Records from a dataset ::
-.-.-

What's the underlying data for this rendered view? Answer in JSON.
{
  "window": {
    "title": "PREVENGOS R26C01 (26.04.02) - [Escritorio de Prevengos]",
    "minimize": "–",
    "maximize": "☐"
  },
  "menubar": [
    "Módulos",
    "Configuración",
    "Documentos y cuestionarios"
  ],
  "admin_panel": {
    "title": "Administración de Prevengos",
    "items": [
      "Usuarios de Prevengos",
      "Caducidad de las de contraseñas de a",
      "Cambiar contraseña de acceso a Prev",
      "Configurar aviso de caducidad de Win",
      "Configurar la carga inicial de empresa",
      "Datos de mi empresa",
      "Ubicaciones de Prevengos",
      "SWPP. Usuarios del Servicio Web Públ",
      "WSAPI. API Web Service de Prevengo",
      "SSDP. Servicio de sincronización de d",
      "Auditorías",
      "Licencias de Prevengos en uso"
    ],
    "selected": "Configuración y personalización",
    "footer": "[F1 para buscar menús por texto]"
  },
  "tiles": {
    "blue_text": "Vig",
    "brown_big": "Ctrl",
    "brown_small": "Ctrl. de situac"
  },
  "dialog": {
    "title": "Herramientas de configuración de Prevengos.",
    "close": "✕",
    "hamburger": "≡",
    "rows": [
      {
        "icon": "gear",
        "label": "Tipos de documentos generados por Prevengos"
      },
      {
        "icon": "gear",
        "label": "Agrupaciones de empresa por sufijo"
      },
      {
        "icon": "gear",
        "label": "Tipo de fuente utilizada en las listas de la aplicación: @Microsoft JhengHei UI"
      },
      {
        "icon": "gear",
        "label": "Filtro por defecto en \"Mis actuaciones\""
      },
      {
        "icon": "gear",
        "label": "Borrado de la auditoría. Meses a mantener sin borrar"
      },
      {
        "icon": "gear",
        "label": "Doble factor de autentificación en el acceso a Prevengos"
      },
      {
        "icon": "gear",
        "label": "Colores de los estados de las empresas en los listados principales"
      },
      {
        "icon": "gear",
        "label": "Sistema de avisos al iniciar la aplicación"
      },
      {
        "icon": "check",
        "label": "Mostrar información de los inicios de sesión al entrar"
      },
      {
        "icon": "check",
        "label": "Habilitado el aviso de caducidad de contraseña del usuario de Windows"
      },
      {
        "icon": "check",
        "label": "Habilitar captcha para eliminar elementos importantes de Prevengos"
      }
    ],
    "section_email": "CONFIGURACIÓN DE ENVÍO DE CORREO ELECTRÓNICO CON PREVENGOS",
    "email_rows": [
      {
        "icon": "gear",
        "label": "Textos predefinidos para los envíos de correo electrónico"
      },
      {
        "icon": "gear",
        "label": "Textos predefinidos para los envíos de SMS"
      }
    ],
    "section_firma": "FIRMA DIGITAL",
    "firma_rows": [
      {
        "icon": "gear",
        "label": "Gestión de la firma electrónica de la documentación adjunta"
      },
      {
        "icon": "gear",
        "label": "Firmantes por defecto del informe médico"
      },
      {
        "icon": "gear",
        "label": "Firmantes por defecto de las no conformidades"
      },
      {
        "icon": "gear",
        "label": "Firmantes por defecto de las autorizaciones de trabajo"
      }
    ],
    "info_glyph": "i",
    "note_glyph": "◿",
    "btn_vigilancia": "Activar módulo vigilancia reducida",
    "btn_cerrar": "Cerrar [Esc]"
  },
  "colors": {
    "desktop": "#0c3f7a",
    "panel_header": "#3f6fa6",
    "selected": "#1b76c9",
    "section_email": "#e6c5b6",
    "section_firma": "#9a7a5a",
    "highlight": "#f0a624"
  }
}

-.-.-

What is needed :: Select all lines in the listing that include the word "Textos".

Result for this exercise ::
        "label": "Textos predefinidos para los envíos de correo electrónico"
        "label": "Textos predefinidos para los envíos de SMS"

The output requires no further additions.